Records shown:
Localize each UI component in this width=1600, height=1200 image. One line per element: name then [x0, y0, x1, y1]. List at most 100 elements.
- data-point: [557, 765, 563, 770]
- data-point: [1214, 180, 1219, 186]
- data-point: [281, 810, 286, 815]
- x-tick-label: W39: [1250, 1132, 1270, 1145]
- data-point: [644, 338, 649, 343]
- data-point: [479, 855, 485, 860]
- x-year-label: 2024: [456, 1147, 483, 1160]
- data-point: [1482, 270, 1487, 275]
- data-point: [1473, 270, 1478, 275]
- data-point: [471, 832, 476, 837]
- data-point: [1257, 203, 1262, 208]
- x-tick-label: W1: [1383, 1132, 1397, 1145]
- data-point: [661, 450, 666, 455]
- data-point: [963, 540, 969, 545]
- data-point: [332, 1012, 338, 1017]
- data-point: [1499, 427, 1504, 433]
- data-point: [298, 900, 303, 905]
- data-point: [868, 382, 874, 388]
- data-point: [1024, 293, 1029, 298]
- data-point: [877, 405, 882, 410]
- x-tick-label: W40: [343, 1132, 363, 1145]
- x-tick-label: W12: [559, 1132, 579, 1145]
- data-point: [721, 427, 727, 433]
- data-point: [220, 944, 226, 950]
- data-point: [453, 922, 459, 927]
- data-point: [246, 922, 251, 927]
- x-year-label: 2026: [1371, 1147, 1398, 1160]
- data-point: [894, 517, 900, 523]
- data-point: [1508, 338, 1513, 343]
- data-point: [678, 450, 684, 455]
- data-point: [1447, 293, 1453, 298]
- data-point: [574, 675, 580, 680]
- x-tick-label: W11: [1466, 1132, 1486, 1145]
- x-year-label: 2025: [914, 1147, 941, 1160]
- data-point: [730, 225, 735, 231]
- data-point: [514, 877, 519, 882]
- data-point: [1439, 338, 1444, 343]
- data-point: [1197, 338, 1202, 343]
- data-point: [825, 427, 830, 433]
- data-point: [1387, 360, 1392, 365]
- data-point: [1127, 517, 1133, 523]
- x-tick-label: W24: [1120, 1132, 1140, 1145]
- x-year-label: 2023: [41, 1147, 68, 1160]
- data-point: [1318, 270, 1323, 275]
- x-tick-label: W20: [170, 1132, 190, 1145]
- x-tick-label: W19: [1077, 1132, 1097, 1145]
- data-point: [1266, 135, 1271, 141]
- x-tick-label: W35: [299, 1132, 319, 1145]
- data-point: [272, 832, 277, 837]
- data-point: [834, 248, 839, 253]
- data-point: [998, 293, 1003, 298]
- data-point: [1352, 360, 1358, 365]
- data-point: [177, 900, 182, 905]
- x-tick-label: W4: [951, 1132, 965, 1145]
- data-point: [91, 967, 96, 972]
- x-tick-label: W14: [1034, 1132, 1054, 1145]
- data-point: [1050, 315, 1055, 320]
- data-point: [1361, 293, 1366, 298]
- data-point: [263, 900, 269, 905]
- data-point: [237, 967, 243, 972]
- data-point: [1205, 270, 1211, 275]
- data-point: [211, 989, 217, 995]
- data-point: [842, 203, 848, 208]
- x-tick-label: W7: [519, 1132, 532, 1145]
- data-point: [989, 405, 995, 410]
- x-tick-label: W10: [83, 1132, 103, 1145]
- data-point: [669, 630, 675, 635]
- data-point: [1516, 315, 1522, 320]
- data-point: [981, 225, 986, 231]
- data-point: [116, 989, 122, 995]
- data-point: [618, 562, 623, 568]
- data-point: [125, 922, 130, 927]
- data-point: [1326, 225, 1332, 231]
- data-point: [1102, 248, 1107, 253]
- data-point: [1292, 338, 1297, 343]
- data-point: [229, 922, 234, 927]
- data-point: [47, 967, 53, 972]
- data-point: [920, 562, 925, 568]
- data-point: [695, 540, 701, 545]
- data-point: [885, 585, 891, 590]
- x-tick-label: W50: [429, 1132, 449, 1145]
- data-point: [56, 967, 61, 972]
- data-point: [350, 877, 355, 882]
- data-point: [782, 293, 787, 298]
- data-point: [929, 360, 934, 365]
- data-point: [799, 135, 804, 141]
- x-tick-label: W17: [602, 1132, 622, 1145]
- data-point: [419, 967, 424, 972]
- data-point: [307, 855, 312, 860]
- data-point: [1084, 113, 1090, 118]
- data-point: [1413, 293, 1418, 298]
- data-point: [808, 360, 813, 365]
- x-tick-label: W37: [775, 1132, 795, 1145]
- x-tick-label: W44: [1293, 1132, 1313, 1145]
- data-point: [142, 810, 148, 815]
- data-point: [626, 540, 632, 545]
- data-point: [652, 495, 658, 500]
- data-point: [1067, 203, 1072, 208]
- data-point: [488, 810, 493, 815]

Aim: Copy the records above without any change, from the first line through the line containing "- x-year-label: 2025: [914, 1147, 941, 1160]", and include that line. Give only those lines.

Reply to the exercise:
Localize each UI component in this width=1600, height=1200 image. One line per element: name then [x0, y0, x1, y1]. List at most 100 elements.
- data-point: [557, 765, 563, 770]
- data-point: [1214, 180, 1219, 186]
- data-point: [281, 810, 286, 815]
- x-tick-label: W39: [1250, 1132, 1270, 1145]
- data-point: [644, 338, 649, 343]
- data-point: [479, 855, 485, 860]
- x-year-label: 2024: [456, 1147, 483, 1160]
- data-point: [1482, 270, 1487, 275]
- data-point: [1473, 270, 1478, 275]
- data-point: [471, 832, 476, 837]
- data-point: [1257, 203, 1262, 208]
- x-tick-label: W1: [1383, 1132, 1397, 1145]
- data-point: [661, 450, 666, 455]
- data-point: [963, 540, 969, 545]
- data-point: [332, 1012, 338, 1017]
- data-point: [1499, 427, 1504, 433]
- data-point: [298, 900, 303, 905]
- data-point: [868, 382, 874, 388]
- data-point: [1024, 293, 1029, 298]
- data-point: [877, 405, 882, 410]
- x-tick-label: W40: [343, 1132, 363, 1145]
- x-tick-label: W12: [559, 1132, 579, 1145]
- data-point: [721, 427, 727, 433]
- data-point: [220, 944, 226, 950]
- data-point: [453, 922, 459, 927]
- data-point: [246, 922, 251, 927]
- x-year-label: 2026: [1371, 1147, 1398, 1160]
- data-point: [894, 517, 900, 523]
- data-point: [1508, 338, 1513, 343]
- data-point: [678, 450, 684, 455]
- data-point: [1447, 293, 1453, 298]
- data-point: [574, 675, 580, 680]
- x-tick-label: W11: [1466, 1132, 1486, 1145]
- x-year-label: 2025: [914, 1147, 941, 1160]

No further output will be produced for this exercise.